→ **What to produce**
Pull every line holding the string "respuestas" from the records below.

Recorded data
::::
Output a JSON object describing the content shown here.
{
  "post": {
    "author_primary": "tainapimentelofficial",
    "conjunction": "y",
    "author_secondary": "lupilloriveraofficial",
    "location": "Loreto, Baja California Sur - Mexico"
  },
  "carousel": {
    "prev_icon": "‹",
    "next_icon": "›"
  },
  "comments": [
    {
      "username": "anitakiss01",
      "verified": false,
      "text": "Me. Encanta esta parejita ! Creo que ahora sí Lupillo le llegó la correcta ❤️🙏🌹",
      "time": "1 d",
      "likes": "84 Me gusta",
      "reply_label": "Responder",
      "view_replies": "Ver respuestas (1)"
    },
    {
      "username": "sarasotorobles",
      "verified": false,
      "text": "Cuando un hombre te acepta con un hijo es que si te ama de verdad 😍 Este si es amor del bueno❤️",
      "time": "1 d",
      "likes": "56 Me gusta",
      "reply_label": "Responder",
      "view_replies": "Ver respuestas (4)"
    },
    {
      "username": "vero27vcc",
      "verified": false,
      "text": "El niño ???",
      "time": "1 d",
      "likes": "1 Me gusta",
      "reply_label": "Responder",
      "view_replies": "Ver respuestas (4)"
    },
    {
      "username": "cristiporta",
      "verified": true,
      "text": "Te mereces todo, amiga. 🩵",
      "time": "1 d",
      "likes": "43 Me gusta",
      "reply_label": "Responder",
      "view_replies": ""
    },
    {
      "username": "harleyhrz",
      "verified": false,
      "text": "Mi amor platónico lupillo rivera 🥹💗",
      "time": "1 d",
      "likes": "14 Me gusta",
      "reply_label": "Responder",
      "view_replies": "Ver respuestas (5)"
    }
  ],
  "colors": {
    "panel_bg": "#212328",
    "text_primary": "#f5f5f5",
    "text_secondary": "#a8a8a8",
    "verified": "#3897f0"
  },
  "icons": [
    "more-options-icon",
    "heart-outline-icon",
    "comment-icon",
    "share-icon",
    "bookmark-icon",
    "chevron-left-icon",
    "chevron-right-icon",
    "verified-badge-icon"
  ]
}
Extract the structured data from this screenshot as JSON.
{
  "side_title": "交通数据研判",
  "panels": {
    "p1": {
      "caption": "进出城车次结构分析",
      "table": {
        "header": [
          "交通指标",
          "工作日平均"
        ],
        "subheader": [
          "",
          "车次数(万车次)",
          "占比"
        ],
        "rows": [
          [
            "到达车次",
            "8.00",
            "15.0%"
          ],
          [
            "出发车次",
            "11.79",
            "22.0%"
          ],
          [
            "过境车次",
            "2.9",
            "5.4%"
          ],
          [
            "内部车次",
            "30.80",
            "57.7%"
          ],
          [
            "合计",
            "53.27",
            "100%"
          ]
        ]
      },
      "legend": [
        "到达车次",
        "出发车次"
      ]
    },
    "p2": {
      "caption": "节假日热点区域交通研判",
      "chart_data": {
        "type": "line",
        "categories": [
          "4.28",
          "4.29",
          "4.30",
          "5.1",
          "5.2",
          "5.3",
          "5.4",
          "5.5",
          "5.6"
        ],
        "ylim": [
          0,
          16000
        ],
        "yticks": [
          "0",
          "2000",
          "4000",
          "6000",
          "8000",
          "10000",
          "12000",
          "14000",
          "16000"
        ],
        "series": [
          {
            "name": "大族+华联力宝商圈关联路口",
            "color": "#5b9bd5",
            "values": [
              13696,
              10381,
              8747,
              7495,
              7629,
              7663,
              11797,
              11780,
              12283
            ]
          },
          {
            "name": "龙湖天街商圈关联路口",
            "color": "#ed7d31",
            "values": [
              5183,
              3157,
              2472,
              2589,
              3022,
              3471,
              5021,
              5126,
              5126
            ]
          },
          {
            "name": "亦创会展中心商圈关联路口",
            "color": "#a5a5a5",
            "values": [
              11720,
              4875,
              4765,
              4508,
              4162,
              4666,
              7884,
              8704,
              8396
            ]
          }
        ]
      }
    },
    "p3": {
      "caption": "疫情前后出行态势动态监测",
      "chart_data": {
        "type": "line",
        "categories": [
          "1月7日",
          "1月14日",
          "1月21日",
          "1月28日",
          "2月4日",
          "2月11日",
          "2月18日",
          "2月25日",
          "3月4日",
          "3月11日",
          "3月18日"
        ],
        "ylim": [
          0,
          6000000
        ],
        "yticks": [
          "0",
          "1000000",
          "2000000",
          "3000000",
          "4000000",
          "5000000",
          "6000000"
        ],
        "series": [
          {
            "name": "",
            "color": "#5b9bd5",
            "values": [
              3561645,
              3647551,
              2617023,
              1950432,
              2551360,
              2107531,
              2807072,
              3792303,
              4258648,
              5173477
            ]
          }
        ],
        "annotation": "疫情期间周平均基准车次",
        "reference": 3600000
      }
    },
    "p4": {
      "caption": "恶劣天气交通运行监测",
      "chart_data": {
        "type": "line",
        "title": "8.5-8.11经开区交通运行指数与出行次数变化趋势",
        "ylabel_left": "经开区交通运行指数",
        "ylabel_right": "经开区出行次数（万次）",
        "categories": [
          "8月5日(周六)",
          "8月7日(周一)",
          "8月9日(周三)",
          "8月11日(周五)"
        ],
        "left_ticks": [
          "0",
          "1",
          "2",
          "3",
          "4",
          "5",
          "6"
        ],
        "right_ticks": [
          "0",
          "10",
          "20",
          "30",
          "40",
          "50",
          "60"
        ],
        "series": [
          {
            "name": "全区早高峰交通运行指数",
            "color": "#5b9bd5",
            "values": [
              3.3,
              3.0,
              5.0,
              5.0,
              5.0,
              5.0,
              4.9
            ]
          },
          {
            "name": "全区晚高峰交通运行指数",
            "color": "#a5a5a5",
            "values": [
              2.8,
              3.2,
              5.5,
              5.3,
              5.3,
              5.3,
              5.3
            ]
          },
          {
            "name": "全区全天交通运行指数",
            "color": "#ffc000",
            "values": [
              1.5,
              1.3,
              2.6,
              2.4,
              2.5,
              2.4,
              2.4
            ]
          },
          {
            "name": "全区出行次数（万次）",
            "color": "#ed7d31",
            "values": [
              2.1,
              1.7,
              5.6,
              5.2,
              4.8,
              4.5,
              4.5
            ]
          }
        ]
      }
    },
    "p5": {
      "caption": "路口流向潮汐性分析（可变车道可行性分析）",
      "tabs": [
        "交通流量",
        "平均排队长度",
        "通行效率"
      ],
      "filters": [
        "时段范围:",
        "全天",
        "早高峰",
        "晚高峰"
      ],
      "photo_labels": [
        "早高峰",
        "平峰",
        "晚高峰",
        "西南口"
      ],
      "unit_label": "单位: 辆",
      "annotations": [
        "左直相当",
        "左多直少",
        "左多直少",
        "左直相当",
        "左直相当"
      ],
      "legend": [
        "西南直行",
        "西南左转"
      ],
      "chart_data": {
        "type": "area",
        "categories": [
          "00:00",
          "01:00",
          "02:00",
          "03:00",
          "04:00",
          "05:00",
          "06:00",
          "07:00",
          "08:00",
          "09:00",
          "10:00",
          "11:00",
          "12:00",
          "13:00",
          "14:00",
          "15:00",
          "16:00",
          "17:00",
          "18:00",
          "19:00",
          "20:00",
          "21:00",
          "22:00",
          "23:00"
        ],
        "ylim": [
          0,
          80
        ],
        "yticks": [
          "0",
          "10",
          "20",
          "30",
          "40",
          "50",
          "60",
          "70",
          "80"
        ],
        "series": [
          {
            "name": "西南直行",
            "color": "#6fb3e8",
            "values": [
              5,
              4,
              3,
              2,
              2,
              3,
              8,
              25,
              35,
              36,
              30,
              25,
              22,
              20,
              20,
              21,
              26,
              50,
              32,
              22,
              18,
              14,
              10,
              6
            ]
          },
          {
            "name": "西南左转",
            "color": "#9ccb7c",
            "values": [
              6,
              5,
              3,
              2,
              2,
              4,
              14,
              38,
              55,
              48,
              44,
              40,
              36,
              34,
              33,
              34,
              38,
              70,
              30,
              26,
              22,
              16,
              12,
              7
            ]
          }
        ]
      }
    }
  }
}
::::
→ **Final result**
      "view_replies": "Ver respuestas (1)"
      "view_replies": "Ver respuestas (4)"
      "view_replies": "Ver respuestas (4)"
      "view_replies": "Ver respuestas (5)"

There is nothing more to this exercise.